TASK TO COMPLETE:
Look through the data below and report how many lines include "than". Only the number should be given.

___ TASK INPUTS ___

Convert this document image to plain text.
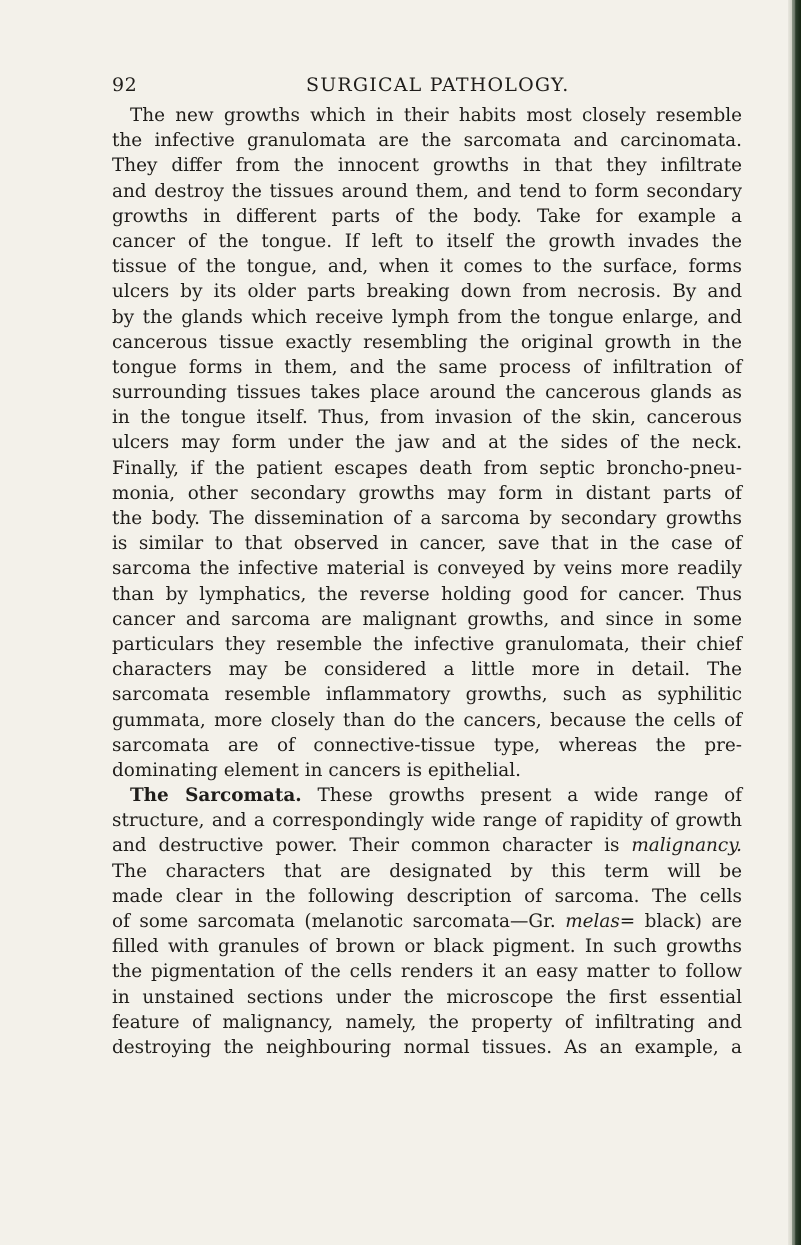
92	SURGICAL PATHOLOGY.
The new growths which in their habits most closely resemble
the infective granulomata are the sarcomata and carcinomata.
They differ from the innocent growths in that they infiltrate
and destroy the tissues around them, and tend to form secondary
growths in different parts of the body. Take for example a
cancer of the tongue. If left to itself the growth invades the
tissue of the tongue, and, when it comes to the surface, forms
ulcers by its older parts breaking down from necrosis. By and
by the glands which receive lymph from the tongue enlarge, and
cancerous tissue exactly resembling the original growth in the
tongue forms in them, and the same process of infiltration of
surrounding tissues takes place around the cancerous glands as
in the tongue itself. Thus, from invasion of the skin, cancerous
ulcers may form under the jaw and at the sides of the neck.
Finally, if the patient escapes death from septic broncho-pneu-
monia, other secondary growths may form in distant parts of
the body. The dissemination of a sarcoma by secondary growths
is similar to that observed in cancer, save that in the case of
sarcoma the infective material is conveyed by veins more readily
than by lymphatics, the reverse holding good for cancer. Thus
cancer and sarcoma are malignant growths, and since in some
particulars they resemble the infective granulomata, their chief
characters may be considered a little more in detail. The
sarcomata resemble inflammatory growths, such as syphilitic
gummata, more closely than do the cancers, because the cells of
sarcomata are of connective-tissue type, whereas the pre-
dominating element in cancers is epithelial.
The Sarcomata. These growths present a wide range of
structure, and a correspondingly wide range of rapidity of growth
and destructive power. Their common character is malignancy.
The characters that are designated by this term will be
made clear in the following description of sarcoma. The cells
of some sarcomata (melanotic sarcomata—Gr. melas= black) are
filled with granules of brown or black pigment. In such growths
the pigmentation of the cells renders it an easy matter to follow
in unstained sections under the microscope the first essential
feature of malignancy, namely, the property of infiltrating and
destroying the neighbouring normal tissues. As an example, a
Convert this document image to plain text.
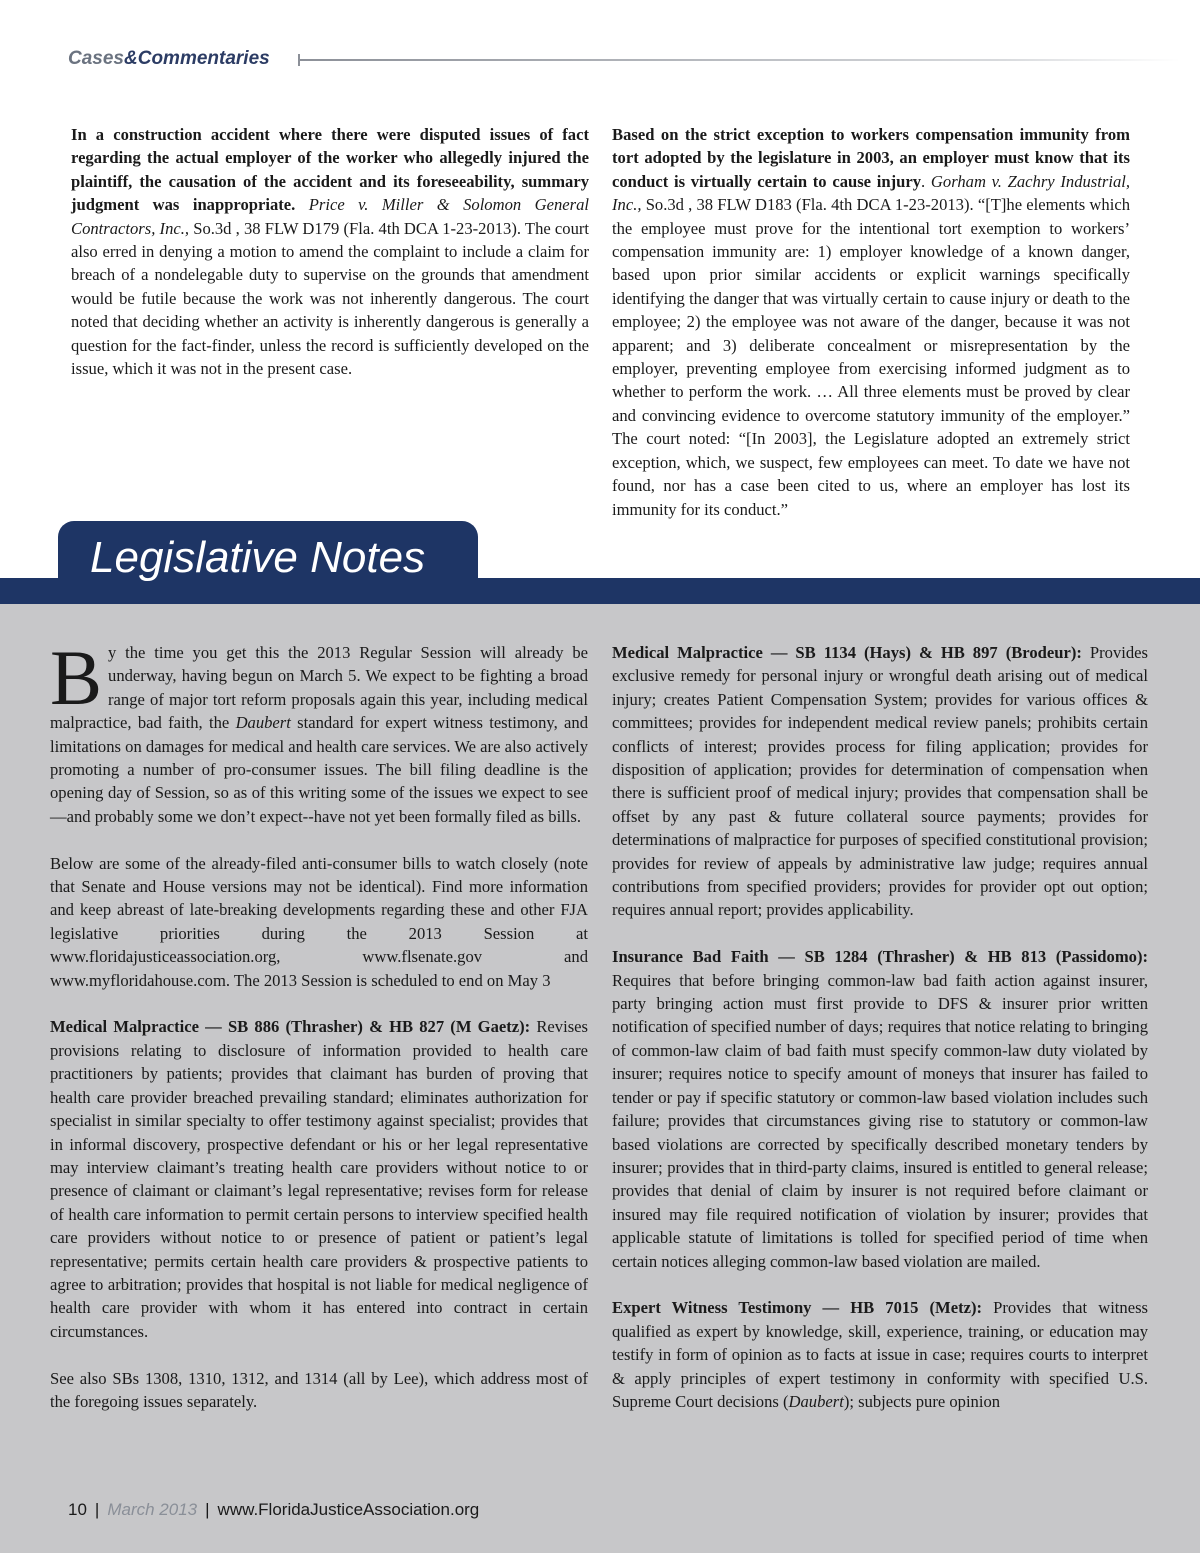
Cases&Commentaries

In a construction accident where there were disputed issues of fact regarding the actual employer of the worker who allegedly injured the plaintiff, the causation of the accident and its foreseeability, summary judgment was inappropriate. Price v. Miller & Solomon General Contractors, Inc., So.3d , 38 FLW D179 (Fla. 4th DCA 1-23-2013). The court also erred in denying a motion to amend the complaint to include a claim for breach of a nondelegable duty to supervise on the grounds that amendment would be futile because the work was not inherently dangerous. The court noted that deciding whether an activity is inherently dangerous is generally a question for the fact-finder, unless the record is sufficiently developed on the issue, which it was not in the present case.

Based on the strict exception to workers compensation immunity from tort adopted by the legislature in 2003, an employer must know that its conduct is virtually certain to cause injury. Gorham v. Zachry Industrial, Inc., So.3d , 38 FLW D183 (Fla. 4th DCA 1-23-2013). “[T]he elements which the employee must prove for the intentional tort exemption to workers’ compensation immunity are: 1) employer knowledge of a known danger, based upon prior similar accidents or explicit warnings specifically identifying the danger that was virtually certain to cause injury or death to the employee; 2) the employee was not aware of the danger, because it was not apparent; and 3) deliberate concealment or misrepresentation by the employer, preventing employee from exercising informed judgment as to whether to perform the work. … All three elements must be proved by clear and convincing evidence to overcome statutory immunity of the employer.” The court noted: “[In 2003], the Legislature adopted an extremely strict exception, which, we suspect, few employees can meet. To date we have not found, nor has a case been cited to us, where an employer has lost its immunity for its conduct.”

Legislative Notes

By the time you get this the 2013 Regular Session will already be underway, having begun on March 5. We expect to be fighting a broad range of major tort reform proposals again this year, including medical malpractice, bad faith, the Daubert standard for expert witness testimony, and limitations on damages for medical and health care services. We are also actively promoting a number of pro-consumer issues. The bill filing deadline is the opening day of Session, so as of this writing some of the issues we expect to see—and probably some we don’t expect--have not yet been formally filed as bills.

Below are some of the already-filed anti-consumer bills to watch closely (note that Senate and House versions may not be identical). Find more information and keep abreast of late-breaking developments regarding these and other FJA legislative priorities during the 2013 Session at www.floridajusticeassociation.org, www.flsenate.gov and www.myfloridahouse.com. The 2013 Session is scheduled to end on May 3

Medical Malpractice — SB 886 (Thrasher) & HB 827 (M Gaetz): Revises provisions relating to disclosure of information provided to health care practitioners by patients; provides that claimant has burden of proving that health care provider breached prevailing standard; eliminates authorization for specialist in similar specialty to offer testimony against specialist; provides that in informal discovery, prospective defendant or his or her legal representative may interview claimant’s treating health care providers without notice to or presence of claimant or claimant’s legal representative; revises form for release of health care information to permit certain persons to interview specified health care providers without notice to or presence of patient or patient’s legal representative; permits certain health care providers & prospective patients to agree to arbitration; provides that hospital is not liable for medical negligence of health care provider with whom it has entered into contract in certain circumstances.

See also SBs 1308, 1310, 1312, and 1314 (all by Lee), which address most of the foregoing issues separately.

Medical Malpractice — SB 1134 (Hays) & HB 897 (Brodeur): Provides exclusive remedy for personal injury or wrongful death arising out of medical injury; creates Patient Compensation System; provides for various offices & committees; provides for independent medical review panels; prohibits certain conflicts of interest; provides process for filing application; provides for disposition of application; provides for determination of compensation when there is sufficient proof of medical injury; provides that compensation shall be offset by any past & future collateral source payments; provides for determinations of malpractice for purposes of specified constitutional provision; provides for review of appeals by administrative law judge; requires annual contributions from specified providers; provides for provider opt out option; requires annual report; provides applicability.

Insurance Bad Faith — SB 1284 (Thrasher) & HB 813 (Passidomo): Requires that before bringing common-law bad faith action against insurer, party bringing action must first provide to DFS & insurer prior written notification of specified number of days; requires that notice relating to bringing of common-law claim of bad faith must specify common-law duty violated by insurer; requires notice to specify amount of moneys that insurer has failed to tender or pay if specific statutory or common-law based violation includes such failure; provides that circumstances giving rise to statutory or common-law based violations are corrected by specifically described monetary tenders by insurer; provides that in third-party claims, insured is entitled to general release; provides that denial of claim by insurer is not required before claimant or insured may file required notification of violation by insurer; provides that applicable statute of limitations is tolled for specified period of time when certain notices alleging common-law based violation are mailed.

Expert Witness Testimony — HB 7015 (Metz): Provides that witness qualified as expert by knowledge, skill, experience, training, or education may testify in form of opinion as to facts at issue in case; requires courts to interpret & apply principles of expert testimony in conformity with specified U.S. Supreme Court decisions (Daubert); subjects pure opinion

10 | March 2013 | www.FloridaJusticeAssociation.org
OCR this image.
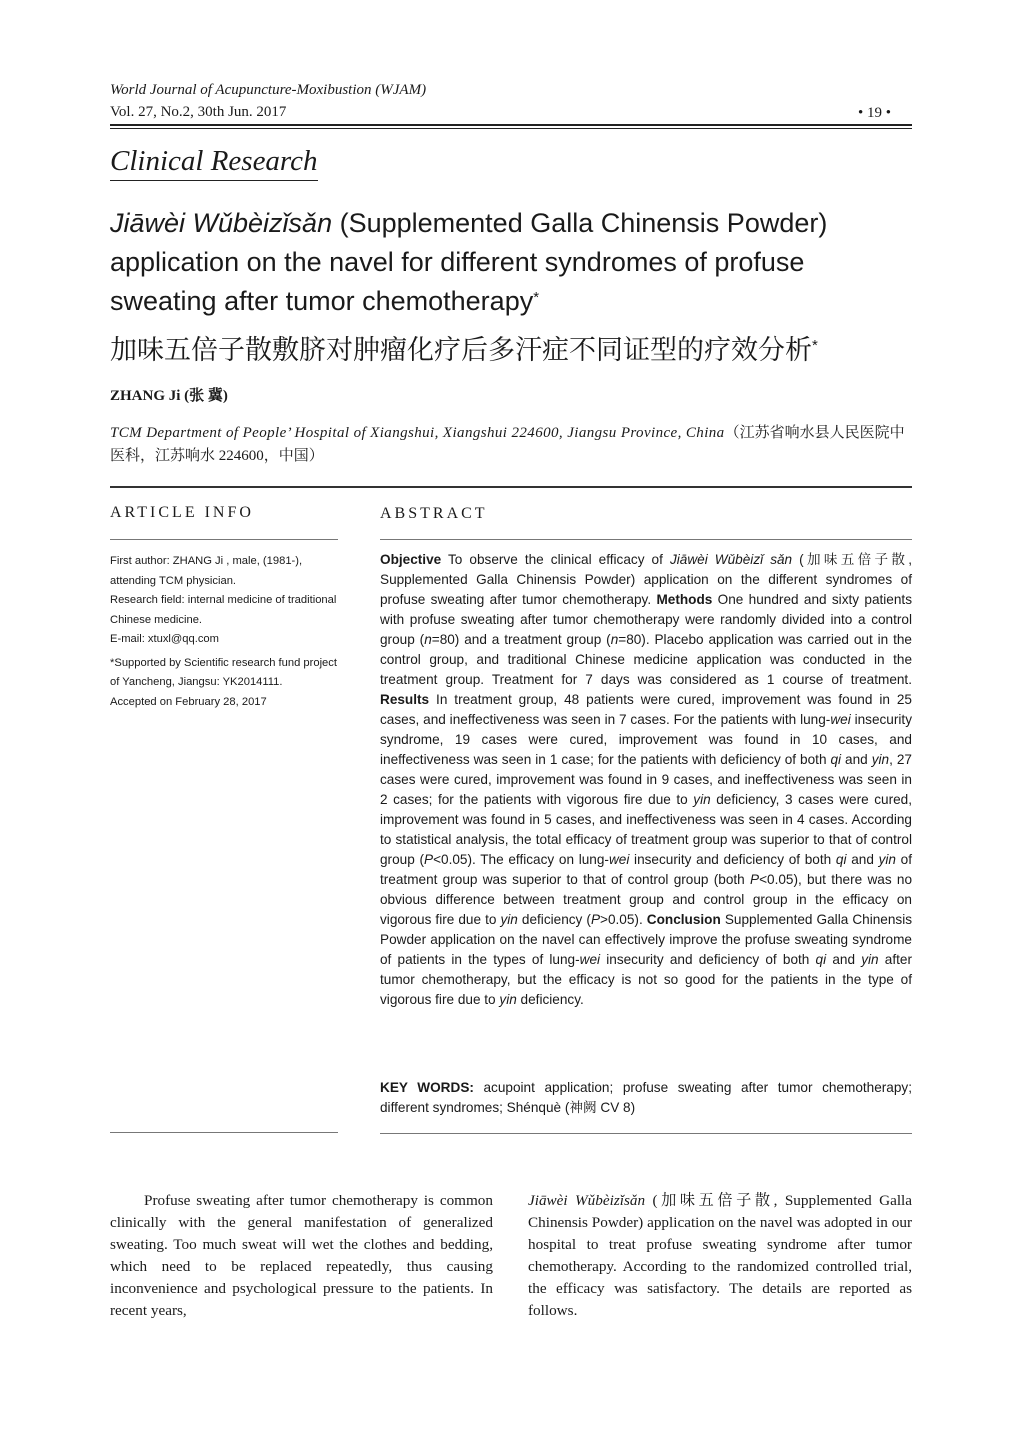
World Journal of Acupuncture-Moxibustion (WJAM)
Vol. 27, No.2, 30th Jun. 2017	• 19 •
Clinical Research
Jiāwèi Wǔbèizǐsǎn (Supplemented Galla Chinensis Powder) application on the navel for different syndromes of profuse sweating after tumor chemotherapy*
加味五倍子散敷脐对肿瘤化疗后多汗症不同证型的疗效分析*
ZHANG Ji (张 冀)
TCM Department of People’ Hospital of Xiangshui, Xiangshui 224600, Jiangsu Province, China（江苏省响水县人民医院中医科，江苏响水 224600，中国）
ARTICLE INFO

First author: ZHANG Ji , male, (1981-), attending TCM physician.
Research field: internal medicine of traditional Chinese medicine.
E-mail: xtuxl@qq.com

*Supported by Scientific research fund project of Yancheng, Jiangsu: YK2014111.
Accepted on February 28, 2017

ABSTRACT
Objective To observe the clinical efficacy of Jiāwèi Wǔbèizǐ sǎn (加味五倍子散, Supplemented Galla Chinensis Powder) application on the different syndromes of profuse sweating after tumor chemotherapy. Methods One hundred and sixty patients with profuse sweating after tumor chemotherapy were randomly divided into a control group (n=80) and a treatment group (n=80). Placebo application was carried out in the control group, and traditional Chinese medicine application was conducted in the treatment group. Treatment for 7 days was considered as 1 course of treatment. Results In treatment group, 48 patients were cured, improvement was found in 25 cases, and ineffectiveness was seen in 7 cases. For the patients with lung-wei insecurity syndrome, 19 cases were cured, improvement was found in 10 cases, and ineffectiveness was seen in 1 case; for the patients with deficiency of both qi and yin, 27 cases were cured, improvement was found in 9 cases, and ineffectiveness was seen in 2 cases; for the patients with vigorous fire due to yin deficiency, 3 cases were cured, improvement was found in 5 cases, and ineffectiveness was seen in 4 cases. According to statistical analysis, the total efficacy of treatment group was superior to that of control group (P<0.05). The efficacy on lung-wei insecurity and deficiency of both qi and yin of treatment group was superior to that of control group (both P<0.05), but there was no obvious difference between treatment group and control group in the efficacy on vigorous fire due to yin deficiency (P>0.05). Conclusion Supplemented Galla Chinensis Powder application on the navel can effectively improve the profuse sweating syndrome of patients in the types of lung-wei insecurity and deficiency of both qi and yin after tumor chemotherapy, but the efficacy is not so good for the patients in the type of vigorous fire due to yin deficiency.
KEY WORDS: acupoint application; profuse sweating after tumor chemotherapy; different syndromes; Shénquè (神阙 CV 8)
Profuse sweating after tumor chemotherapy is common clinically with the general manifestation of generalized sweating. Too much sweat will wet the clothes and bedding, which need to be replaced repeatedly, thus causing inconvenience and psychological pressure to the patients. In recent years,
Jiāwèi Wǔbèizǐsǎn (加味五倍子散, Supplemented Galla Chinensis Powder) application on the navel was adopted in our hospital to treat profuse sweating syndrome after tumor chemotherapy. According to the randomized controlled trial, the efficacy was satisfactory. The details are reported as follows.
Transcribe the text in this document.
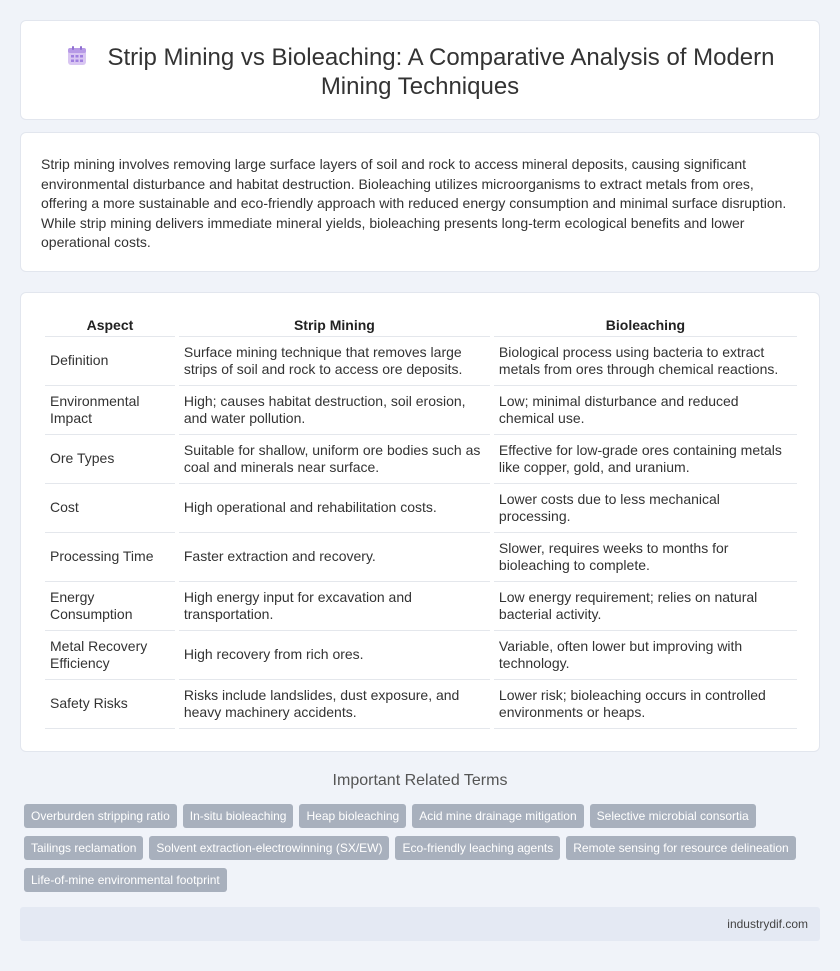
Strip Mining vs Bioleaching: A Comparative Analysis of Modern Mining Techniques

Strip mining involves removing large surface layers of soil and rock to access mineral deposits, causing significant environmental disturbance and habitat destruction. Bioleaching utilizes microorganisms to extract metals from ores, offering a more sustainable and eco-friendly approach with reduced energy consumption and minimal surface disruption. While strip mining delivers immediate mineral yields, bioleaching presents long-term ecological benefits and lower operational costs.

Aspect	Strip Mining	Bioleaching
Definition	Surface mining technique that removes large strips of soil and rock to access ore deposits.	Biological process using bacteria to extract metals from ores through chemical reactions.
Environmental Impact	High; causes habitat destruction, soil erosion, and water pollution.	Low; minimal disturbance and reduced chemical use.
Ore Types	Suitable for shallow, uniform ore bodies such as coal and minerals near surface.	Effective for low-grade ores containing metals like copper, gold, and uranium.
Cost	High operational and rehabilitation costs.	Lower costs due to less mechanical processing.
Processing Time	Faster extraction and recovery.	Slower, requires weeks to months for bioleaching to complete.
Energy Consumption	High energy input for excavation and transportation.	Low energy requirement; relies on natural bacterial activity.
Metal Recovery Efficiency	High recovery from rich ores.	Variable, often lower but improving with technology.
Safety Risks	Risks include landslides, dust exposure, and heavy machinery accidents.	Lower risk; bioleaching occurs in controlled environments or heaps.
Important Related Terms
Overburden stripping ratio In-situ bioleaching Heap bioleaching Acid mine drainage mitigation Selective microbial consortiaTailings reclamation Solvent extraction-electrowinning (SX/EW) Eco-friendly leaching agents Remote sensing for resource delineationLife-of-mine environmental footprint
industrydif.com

___

EXERCISE SOLUTION:
2